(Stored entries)

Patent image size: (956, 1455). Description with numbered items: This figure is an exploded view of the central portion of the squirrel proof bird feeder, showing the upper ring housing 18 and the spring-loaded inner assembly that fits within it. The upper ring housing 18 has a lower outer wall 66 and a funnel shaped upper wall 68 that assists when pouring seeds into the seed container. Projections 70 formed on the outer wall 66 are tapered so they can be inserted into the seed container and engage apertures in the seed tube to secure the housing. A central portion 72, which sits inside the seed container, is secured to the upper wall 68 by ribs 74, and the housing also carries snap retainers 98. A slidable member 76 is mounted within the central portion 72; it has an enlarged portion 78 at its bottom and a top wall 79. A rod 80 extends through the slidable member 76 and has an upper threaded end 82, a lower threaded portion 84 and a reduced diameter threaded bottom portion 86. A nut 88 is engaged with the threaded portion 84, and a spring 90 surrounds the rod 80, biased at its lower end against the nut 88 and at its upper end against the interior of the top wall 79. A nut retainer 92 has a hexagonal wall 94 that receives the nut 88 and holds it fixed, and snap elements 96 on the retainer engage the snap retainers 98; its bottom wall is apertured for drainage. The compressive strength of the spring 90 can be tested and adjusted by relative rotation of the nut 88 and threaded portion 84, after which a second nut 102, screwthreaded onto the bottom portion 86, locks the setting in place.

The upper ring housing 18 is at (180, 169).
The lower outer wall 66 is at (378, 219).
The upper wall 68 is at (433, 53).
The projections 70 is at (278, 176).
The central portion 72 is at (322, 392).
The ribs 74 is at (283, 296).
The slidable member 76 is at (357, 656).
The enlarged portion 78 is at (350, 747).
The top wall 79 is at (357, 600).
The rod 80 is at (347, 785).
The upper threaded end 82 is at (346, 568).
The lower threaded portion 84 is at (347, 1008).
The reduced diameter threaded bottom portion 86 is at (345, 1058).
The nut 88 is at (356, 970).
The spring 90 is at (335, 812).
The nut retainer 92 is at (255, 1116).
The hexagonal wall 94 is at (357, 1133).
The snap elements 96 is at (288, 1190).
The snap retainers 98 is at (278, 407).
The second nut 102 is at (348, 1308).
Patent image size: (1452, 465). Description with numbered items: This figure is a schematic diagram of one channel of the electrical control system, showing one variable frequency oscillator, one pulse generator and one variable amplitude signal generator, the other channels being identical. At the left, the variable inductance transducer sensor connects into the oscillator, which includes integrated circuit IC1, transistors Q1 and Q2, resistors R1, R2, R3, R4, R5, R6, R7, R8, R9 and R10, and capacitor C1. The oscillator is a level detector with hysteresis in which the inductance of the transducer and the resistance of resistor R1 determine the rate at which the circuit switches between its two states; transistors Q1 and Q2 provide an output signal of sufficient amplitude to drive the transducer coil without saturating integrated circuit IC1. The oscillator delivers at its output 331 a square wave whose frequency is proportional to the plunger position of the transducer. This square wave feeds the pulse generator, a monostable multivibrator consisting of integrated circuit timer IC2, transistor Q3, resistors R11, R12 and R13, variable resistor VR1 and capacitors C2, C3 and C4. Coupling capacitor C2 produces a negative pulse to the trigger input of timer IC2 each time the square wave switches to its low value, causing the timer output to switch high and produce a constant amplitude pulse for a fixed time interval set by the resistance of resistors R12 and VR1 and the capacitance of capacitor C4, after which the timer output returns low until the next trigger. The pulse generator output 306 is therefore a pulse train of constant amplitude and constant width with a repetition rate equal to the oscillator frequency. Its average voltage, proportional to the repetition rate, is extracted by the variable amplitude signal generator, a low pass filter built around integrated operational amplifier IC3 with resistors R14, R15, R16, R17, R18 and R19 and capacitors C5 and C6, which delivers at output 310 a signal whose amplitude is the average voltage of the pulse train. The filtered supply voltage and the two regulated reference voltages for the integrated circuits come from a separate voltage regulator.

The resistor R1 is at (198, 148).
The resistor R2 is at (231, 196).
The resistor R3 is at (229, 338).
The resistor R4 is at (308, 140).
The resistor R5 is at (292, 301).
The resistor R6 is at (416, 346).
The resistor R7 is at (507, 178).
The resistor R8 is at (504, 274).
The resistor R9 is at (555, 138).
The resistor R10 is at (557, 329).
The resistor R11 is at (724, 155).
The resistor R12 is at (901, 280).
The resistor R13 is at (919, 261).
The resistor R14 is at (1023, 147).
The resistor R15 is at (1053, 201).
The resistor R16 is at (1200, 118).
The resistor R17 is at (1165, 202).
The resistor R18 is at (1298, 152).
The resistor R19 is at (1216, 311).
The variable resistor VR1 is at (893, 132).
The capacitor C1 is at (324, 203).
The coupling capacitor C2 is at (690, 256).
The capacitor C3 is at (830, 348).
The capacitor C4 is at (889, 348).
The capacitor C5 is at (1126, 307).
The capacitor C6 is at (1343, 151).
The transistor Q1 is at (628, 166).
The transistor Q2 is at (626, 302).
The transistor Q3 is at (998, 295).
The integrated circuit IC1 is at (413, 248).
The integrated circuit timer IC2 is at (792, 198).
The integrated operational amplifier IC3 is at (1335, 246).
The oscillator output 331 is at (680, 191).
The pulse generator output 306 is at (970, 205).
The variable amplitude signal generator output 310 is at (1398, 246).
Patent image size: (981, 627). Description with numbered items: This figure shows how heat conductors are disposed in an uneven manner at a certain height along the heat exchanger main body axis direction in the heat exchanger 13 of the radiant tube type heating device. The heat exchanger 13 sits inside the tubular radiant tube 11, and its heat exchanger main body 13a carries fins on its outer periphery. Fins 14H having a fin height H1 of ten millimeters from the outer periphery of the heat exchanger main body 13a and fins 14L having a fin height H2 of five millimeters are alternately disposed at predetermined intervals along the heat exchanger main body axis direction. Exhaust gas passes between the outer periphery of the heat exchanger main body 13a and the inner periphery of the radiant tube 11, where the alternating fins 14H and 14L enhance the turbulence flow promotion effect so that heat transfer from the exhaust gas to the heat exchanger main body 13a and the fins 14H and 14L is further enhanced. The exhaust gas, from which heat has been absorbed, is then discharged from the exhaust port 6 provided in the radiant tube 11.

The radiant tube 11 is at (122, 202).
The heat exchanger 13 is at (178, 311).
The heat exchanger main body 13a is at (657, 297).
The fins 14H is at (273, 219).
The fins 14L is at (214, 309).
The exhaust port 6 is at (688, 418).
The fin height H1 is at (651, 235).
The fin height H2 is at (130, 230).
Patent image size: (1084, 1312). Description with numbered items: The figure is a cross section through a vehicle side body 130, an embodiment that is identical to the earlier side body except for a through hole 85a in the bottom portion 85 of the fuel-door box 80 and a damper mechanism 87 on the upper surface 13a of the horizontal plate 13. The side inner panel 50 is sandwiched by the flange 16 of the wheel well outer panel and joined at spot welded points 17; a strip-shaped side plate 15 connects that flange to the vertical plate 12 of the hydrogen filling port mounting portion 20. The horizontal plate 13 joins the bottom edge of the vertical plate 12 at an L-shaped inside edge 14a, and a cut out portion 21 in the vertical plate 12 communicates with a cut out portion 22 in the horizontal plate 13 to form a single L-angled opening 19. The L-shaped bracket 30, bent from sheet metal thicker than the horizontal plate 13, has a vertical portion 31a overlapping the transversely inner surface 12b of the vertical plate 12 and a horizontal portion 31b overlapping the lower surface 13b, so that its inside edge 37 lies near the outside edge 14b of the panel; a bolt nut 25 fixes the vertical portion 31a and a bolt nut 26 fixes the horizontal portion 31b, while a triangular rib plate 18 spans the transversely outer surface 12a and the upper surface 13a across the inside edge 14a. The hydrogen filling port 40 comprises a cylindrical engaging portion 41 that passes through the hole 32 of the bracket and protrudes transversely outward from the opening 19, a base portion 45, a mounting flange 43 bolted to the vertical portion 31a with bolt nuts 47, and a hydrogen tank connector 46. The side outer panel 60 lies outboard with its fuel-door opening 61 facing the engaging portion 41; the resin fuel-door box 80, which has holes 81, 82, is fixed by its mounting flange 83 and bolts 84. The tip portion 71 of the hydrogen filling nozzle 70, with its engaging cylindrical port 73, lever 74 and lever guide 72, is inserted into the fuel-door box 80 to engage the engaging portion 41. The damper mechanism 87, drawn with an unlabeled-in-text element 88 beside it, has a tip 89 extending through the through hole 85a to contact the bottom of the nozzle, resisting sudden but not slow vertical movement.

▸ Task goal
Can you reproduce, word for word, the rows from the line containing "Patent image size: (981, 627)." up to and including the line containing "The fin height H2 is at (130, 230)."?

▸ Answer to this task
Patent image size: (981, 627). Description with numbered items: This figure shows how heat conductors are disposed in an uneven manner at a certain height along the heat exchanger main body axis direction in the heat exchanger 13 of the radiant tube type heating device. The heat exchanger 13 sits inside the tubular radiant tube 11, and its heat exchanger main body 13a carries fins on its outer periphery. Fins 14H having a fin height H1 of ten millimeters from the outer periphery of the heat exchanger main body 13a and fins 14L having a fin height H2 of five millimeters are alternately disposed at predetermined intervals along the heat exchanger main body axis direction. Exhaust gas passes between the outer periphery of the heat exchanger main body 13a and the inner periphery of the radiant tube 11, where the alternating fins 14H and 14L enhance the turbulence flow promotion effect so that heat transfer from the exhaust gas to the heat exchanger main body 13a and the fins 14H and 14L is further enhanced. The exhaust gas, from which heat has been absorbed, is then discharged from the exhaust port 6 provided in the radiant tube 11.

The radiant tube 11 is at (122, 202).
The heat exchanger 13 is at (178, 311).
The heat exchanger main body 13a is at (657, 297).
The fins 14H is at (273, 219).
The fins 14L is at (214, 309).
The exhaust port 6 is at (688, 418).
The fin height H1 is at (651, 235).
The fin height H2 is at (130, 230).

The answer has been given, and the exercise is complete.